## TASK
How many lines of these records hold the string "collection"? Reply with the number alone.

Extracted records
****************************************

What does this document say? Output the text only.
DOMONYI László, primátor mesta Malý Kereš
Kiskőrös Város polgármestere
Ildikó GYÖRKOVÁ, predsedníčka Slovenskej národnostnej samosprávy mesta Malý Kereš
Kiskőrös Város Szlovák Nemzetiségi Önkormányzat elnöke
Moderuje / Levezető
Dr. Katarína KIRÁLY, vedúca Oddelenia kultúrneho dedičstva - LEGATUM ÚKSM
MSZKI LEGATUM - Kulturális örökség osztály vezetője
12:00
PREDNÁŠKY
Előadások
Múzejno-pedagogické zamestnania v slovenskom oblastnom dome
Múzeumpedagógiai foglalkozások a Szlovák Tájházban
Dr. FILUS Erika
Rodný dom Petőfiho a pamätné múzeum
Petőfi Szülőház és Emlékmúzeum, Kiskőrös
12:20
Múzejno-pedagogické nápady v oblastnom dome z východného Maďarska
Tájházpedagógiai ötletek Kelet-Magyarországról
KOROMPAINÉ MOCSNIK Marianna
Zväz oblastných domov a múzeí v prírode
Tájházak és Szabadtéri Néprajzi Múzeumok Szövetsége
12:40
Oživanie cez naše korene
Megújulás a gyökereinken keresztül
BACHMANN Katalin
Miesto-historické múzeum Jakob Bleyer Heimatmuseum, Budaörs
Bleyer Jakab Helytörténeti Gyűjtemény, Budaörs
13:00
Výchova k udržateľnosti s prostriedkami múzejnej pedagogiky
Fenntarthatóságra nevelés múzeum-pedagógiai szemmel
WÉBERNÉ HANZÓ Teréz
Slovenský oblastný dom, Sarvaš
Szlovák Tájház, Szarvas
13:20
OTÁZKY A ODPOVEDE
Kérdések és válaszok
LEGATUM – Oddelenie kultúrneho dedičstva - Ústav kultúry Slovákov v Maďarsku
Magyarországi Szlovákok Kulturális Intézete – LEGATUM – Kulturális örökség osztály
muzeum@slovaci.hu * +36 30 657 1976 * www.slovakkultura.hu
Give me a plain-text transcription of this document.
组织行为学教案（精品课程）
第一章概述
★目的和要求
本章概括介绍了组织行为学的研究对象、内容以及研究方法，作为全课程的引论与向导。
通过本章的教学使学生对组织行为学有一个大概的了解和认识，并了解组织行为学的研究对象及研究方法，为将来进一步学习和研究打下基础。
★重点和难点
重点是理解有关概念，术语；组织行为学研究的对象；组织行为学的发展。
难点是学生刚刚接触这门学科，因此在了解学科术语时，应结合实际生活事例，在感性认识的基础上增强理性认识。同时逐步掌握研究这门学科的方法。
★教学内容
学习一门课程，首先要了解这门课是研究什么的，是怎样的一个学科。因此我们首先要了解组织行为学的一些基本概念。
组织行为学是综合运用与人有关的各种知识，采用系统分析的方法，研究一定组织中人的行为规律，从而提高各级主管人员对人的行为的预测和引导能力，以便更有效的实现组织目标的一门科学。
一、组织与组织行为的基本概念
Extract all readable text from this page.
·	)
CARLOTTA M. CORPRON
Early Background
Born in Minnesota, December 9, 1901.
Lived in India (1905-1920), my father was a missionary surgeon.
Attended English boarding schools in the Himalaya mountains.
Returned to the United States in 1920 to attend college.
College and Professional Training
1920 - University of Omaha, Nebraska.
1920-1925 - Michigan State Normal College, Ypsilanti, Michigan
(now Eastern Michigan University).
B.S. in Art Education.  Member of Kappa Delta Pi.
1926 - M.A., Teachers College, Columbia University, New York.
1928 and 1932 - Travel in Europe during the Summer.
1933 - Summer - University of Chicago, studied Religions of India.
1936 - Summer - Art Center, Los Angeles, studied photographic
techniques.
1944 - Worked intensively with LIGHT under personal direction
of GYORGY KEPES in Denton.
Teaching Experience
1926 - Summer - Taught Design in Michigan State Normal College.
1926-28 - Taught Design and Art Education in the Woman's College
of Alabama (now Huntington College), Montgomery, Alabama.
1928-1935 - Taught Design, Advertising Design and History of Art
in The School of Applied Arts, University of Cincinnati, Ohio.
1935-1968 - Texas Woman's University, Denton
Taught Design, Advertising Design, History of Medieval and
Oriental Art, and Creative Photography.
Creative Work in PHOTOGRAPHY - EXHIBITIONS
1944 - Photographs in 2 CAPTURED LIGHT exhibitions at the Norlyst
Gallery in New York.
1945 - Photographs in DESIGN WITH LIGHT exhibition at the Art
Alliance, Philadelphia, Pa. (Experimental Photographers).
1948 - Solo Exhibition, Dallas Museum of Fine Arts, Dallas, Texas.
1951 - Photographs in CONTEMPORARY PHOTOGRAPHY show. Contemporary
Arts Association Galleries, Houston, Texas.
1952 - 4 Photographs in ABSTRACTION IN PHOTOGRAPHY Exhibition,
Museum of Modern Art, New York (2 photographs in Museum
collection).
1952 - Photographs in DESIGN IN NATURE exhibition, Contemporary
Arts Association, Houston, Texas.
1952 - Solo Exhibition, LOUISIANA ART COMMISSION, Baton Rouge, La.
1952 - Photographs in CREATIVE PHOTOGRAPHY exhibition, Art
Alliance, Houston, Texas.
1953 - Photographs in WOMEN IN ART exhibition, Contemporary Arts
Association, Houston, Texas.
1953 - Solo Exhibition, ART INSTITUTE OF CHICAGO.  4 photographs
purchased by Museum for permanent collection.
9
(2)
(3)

****************************************

## TASK OUTPUT
2